◆ **What the task requires**
Filter the entries, keeping every line with the word "that".

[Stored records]
## START
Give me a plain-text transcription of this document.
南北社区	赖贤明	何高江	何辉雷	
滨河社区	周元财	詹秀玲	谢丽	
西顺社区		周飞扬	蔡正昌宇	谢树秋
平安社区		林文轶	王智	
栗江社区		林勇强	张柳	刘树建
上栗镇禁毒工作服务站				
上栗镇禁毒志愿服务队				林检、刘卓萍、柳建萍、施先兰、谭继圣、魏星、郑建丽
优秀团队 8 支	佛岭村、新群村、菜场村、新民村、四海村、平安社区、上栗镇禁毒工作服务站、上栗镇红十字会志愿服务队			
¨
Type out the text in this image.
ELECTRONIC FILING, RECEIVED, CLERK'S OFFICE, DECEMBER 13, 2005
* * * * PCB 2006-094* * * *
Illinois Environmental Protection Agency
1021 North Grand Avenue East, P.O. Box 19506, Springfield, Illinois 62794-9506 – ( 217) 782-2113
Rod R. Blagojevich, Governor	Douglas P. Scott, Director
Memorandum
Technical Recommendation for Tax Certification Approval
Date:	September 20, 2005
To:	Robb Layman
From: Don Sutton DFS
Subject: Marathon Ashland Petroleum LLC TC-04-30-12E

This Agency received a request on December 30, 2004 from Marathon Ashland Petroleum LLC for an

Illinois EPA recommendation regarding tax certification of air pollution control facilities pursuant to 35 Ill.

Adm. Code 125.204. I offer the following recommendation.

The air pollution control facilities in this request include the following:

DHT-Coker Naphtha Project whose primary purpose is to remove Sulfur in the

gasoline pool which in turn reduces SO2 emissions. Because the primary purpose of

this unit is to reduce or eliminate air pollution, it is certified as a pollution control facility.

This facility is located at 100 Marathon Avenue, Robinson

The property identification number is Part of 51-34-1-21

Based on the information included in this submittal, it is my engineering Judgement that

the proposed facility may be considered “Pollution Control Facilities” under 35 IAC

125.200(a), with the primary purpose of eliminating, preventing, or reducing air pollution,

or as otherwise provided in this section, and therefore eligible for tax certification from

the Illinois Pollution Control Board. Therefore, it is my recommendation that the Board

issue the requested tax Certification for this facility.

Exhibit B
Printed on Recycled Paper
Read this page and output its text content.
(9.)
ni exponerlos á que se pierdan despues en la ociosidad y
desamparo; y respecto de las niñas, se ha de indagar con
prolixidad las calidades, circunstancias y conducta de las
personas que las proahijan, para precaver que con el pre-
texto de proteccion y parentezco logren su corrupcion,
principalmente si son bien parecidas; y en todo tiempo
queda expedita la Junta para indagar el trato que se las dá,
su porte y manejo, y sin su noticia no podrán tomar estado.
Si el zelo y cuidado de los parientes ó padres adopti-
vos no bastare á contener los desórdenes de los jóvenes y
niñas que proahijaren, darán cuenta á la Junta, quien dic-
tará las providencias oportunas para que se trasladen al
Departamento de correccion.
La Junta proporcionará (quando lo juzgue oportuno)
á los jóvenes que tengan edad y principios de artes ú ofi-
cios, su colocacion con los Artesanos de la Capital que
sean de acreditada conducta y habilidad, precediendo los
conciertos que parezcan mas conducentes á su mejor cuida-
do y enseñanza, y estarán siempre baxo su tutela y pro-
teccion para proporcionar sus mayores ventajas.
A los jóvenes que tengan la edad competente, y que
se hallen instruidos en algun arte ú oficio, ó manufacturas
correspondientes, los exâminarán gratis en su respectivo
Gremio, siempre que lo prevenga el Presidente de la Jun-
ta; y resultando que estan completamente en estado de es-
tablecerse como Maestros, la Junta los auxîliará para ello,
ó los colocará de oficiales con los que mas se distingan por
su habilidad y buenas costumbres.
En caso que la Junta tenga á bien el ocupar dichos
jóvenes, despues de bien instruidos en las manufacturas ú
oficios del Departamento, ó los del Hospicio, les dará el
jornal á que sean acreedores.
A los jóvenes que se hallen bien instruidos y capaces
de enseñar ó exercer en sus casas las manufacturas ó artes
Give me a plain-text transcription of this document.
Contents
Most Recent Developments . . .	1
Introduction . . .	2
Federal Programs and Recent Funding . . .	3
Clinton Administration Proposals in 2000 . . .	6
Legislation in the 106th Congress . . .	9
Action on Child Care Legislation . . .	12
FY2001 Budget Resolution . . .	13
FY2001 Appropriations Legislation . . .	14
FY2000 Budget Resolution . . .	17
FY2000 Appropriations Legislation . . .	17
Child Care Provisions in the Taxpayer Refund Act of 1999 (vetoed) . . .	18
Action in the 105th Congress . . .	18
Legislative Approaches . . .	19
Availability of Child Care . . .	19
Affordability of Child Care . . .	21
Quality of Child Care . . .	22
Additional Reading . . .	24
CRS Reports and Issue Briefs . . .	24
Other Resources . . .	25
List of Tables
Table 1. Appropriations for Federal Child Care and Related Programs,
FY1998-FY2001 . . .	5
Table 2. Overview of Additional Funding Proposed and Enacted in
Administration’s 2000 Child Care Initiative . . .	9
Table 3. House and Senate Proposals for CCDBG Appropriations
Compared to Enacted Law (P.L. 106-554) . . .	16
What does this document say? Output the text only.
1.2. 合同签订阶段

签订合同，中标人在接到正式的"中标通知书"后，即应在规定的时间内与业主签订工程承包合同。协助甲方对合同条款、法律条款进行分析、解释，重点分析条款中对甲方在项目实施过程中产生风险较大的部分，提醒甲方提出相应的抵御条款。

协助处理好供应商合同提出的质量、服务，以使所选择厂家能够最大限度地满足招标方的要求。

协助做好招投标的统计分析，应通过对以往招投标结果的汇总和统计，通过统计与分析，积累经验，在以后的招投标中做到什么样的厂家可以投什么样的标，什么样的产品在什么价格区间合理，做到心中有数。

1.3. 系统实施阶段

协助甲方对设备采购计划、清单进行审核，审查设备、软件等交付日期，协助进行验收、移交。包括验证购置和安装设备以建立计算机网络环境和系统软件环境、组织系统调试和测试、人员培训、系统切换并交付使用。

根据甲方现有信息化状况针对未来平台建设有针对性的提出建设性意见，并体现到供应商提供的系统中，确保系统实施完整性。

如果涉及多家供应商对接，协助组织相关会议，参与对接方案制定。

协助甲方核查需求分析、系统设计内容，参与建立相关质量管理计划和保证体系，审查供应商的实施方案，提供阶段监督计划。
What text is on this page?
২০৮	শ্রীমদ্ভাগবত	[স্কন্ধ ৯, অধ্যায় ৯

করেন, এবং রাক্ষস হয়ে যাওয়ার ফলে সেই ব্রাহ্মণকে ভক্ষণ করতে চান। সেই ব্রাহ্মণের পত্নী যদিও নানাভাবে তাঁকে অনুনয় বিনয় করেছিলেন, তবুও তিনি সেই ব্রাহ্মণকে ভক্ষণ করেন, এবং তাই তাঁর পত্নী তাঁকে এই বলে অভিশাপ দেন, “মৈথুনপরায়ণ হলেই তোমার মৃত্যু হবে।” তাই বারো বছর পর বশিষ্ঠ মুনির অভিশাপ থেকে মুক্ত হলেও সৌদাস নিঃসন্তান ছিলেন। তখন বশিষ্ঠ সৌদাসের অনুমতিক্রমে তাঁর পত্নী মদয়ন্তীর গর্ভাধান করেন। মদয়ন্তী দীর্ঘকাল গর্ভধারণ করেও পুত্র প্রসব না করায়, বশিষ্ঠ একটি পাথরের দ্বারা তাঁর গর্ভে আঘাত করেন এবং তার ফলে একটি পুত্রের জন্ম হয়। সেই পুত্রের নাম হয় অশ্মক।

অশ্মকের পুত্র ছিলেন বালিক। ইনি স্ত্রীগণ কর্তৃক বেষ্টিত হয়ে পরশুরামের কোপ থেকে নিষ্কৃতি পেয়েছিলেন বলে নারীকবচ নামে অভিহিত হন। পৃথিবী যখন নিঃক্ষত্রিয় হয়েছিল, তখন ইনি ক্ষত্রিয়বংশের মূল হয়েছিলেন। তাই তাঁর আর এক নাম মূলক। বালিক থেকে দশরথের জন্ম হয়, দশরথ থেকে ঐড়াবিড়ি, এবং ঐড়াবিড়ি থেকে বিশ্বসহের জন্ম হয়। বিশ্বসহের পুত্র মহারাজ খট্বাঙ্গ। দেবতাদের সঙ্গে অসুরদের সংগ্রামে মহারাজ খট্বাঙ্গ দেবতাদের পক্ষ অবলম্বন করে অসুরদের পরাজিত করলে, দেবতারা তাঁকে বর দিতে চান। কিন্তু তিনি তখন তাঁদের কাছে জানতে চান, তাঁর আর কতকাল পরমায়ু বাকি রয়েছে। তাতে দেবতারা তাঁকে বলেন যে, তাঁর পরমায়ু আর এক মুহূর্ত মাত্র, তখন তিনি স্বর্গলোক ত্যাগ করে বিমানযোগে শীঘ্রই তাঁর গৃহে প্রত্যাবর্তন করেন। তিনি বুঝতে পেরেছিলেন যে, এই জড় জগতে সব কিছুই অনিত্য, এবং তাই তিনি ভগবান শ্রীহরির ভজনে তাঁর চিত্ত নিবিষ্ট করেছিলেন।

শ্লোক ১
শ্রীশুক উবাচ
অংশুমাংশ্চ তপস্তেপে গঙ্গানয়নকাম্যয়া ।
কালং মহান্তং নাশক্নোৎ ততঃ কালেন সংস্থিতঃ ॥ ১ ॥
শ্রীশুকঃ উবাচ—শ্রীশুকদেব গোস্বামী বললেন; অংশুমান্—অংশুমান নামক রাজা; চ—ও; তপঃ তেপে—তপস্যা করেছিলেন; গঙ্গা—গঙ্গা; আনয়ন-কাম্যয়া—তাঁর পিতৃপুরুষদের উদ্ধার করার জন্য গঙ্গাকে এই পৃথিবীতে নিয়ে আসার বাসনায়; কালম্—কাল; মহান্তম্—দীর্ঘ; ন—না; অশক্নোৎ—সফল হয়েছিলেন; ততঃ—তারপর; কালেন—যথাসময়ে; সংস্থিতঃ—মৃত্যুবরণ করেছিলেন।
## END
◆ **Exercise output**
Based on the information included in this submittal, it is my engineering Judgement that
the Illinois Pollution Control Board. Therefore, it is my recommendation that the Board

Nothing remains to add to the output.